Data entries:
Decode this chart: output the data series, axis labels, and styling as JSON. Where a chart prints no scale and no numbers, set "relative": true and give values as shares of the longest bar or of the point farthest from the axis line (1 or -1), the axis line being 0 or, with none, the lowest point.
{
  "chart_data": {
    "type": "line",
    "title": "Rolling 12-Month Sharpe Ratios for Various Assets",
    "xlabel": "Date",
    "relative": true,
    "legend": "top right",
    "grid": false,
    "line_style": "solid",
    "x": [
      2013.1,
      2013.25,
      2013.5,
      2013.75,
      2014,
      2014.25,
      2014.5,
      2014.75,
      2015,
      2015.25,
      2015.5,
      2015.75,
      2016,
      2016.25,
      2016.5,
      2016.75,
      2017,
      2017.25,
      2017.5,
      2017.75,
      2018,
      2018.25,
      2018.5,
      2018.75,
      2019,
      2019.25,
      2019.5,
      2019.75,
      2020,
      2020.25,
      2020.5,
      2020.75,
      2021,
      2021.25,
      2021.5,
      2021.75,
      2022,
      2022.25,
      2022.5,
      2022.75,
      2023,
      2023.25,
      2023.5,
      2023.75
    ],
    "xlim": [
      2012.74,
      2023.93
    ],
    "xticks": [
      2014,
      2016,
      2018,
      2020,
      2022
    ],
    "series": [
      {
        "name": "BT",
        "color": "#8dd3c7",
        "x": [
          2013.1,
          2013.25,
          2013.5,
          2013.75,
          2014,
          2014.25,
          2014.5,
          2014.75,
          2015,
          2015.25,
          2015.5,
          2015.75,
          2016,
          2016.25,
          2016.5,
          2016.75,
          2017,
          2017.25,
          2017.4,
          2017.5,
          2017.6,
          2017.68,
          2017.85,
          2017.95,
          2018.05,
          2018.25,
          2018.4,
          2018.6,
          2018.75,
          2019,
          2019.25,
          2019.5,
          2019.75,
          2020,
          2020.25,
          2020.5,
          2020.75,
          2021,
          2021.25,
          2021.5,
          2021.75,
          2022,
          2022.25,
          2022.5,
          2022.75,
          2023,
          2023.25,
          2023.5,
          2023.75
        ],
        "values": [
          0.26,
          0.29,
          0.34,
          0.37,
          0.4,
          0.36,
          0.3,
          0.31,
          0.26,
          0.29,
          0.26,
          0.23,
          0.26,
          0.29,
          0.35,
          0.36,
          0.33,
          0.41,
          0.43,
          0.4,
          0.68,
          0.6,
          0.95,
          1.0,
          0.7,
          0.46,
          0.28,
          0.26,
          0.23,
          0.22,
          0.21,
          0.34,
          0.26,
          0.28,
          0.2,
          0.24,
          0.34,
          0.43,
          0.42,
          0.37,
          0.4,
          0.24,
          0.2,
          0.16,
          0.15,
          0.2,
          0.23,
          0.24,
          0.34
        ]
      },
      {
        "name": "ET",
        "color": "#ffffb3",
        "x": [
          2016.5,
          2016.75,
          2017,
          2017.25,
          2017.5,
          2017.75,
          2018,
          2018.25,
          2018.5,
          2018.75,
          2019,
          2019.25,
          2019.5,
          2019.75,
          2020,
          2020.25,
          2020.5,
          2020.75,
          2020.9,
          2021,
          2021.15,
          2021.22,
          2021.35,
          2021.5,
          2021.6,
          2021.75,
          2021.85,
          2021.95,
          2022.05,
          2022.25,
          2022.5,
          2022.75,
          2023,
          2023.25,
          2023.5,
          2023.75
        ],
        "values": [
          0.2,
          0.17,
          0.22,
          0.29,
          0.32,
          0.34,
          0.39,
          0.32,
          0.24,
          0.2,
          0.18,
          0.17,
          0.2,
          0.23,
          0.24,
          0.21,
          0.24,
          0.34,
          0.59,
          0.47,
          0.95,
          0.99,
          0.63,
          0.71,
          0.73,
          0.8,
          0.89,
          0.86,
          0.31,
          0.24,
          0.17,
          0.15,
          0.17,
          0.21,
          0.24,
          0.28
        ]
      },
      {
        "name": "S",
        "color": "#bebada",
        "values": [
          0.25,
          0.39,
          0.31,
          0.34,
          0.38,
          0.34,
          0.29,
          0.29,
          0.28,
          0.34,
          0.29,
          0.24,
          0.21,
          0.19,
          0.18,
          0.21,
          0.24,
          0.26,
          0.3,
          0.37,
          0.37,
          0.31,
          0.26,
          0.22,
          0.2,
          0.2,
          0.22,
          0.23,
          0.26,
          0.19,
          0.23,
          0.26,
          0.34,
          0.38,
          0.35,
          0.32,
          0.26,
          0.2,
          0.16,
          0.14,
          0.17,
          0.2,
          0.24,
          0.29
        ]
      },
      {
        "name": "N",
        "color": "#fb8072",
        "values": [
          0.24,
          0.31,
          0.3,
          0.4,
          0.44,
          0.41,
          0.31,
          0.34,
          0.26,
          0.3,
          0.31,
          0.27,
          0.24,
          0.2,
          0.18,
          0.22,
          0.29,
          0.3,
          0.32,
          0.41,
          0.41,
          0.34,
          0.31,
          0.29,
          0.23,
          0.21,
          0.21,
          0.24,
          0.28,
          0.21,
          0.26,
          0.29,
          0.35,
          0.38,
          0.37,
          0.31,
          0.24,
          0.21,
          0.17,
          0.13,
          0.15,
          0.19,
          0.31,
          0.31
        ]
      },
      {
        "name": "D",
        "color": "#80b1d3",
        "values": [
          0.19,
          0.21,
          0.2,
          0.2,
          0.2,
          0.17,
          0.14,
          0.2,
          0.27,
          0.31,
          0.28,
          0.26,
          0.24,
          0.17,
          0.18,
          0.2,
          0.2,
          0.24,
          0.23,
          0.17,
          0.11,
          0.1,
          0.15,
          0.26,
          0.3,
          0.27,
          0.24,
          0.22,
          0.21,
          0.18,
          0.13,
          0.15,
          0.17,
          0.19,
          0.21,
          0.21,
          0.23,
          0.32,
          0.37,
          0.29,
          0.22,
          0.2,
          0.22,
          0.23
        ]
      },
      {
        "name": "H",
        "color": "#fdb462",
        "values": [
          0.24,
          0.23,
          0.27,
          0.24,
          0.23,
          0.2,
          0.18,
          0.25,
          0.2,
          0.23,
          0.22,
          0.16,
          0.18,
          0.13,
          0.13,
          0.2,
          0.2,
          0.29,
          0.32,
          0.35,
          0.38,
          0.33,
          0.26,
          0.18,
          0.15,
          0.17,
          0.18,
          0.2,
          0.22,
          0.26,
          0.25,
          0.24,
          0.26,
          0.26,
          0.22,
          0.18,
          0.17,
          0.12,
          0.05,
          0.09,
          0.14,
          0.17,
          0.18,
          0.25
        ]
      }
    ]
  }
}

### What you should do
Restate the data above word for word, please.

### Full solution
Decode this chart: output the data series, axis labels, and styling as JSON. Where a chart prints no scale and no numbers, set "relative": true and give values as shares of the longest bar or of the point farthest from the axis line (1 or -1), the axis line being 0 or, with none, the lowest point.
{
  "chart_data": {
    "type": "line",
    "title": "Rolling 12-Month Sharpe Ratios for Various Assets",
    "xlabel": "Date",
    "relative": true,
    "legend": "top right",
    "grid": false,
    "line_style": "solid",
    "x": [
      2013.1,
      2013.25,
      2013.5,
      2013.75,
      2014,
      2014.25,
      2014.5,
      2014.75,
      2015,
      2015.25,
      2015.5,
      2015.75,
      2016,
      2016.25,
      2016.5,
      2016.75,
      2017,
      2017.25,
      2017.5,
      2017.75,
      2018,
      2018.25,
      2018.5,
      2018.75,
      2019,
      2019.25,
      2019.5,
      2019.75,
      2020,
      2020.25,
      2020.5,
      2020.75,
      2021,
      2021.25,
      2021.5,
      2021.75,
      2022,
      2022.25,
      2022.5,
      2022.75,
      2023,
      2023.25,
      2023.5,
      2023.75
    ],
    "xlim": [
      2012.74,
      2023.93
    ],
    "xticks": [
      2014,
      2016,
      2018,
      2020,
      2022
    ],
    "series": [
      {
        "name": "BT",
        "color": "#8dd3c7",
        "x": [
          2013.1,
          2013.25,
          2013.5,
          2013.75,
          2014,
          2014.25,
          2014.5,
          2014.75,
          2015,
          2015.25,
          2015.5,
          2015.75,
          2016,
          2016.25,
          2016.5,
          2016.75,
          2017,
          2017.25,
          2017.4,
          2017.5,
          2017.6,
          2017.68,
          2017.85,
          2017.95,
          2018.05,
          2018.25,
          2018.4,
          2018.6,
          2018.75,
          2019,
          2019.25,
          2019.5,
          2019.75,
          2020,
          2020.25,
          2020.5,
          2020.75,
          2021,
          2021.25,
          2021.5,
          2021.75,
          2022,
          2022.25,
          2022.5,
          2022.75,
          2023,
          2023.25,
          2023.5,
          2023.75
        ],
        "values": [
          0.26,
          0.29,
          0.34,
          0.37,
          0.4,
          0.36,
          0.3,
          0.31,
          0.26,
          0.29,
          0.26,
          0.23,
          0.26,
          0.29,
          0.35,
          0.36,
          0.33,
          0.41,
          0.43,
          0.4,
          0.68,
          0.6,
          0.95,
          1.0,
          0.7,
          0.46,
          0.28,
          0.26,
          0.23,
          0.22,
          0.21,
          0.34,
          0.26,
          0.28,
          0.2,
          0.24,
          0.34,
          0.43,
          0.42,
          0.37,
          0.4,
          0.24,
          0.2,
          0.16,
          0.15,
          0.2,
          0.23,
          0.24,
          0.34
        ]
      },
      {
        "name": "ET",
        "color": "#ffffb3",
        "x": [
          2016.5,
          2016.75,
          2017,
          2017.25,
          2017.5,
          2017.75,
          2018,
          2018.25,
          2018.5,
          2018.75,
          2019,
          2019.25,
          2019.5,
          2019.75,
          2020,
          2020.25,
          2020.5,
          2020.75,
          2020.9,
          2021,
          2021.15,
          2021.22,
          2021.35,
          2021.5,
          2021.6,
          2021.75,
          2021.85,
          2021.95,
          2022.05,
          2022.25,
          2022.5,
          2022.75,
          2023,
          2023.25,
          2023.5,
          2023.75
        ],
        "values": [
          0.2,
          0.17,
          0.22,
          0.29,
          0.32,
          0.34,
          0.39,
          0.32,
          0.24,
          0.2,
          0.18,
          0.17,
          0.2,
          0.23,
          0.24,
          0.21,
          0.24,
          0.34,
          0.59,
          0.47,
          0.95,
          0.99,
          0.63,
          0.71,
          0.73,
          0.8,
          0.89,
          0.86,
          0.31,
          0.24,
          0.17,
          0.15,
          0.17,
          0.21,
          0.24,
          0.28
        ]
      },
      {
        "name": "S",
        "color": "#bebada",
        "values": [
          0.25,
          0.39,
          0.31,
          0.34,
          0.38,
          0.34,
          0.29,
          0.29,
          0.28,
          0.34,
          0.29,
          0.24,
          0.21,
          0.19,
          0.18,
          0.21,
          0.24,
          0.26,
          0.3,
          0.37,
          0.37,
          0.31,
          0.26,
          0.22,
          0.2,
          0.2,
          0.22,
          0.23,
          0.26,
          0.19,
          0.23,
          0.26,
          0.34,
          0.38,
          0.35,
          0.32,
          0.26,
          0.2,
          0.16,
          0.14,
          0.17,
          0.2,
          0.24,
          0.29
        ]
      },
      {
        "name": "N",
        "color": "#fb8072",
        "values": [
          0.24,
          0.31,
          0.3,
          0.4,
          0.44,
          0.41,
          0.31,
          0.34,
          0.26,
          0.3,
          0.31,
          0.27,
          0.24,
          0.2,
          0.18,
          0.22,
          0.29,
          0.3,
          0.32,
          0.41,
          0.41,
          0.34,
          0.31,
          0.29,
          0.23,
          0.21,
          0.21,
          0.24,
          0.28,
          0.21,
          0.26,
          0.29,
          0.35,
          0.38,
          0.37,
          0.31,
          0.24,
          0.21,
          0.17,
          0.13,
          0.15,
          0.19,
          0.31,
          0.31
        ]
      },
      {
        "name": "D",
        "color": "#80b1d3",
        "values": [
          0.19,
          0.21,
          0.2,
          0.2,
          0.2,
          0.17,
          0.14,
          0.2,
          0.27,
          0.31,
          0.28,
          0.26,
          0.24,
          0.17,
          0.18,
          0.2,
          0.2,
          0.24,
          0.23,
          0.17,
          0.11,
          0.1,
          0.15,
          0.26,
          0.3,
          0.27,
          0.24,
          0.22,
          0.21,
          0.18,
          0.13,
          0.15,
          0.17,
          0.19,
          0.21,
          0.21,
          0.23,
          0.32,
          0.37,
          0.29,
          0.22,
          0.2,
          0.22,
          0.23
        ]
      },
      {
        "name": "H",
        "color": "#fdb462",
        "values": [
          0.24,
          0.23,
          0.27,
          0.24,
          0.23,
          0.2,
          0.18,
          0.25,
          0.2,
          0.23,
          0.22,
          0.16,
          0.18,
          0.13,
          0.13,
          0.2,
          0.2,
          0.29,
          0.32,
          0.35,
          0.38,
          0.33,
          0.26,
          0.18,
          0.15,
          0.17,
          0.18,
          0.2,
          0.22,
          0.26,
          0.25,
          0.24,
          0.26,
          0.26,
          0.22,
          0.18,
          0.17,
          0.12,
          0.05,
          0.09,
          0.14,
          0.17,
          0.18,
          0.25
        ]
      }
    ]
  }
}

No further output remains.